할 일:
맨 첫 줄부터 "x-tick-label: B. Pozitív"가 들어 있는 줄까지, 그 줄을 포함하여 모든 줄을 그대로 인용하세요.
━━━ 연습용 자료
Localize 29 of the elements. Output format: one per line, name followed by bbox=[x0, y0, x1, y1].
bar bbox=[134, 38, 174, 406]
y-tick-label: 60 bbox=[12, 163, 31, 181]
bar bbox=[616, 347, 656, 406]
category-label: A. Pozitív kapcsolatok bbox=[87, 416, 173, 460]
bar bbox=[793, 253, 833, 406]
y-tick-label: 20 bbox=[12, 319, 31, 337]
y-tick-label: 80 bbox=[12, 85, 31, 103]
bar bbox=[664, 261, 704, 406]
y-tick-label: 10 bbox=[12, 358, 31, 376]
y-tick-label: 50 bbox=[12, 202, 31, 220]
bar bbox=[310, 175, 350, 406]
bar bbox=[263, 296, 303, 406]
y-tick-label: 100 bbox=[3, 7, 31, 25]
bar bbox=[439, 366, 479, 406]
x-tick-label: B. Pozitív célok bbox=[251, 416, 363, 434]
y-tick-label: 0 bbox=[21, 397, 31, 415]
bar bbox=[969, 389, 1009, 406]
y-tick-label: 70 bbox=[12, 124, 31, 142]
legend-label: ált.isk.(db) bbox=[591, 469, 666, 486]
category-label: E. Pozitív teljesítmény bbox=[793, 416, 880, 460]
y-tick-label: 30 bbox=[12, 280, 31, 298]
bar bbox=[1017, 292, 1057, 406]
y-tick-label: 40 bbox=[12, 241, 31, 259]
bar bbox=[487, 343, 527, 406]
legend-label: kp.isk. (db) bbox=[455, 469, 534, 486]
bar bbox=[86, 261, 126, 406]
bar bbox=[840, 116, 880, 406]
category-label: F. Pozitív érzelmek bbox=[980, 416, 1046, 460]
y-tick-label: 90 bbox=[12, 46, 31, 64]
━━━━━━
문제 풀이:
Localize 29 of the elements. Output format: one per line, name followed by bbox=[x0, y0, x1, y1].
bar bbox=[134, 38, 174, 406]
y-tick-label: 60 bbox=[12, 163, 31, 181]
bar bbox=[616, 347, 656, 406]
category-label: A. Pozitív kapcsolatok bbox=[87, 416, 173, 460]
bar bbox=[793, 253, 833, 406]
y-tick-label: 20 bbox=[12, 319, 31, 337]
y-tick-label: 80 bbox=[12, 85, 31, 103]
bar bbox=[664, 261, 704, 406]
y-tick-label: 10 bbox=[12, 358, 31, 376]
y-tick-label: 50 bbox=[12, 202, 31, 220]
bar bbox=[310, 175, 350, 406]
bar bbox=[263, 296, 303, 406]
y-tick-label: 100 bbox=[3, 7, 31, 25]
bar bbox=[439, 366, 479, 406]
x-tick-label: B. Pozitív célok bbox=[251, 416, 363, 434]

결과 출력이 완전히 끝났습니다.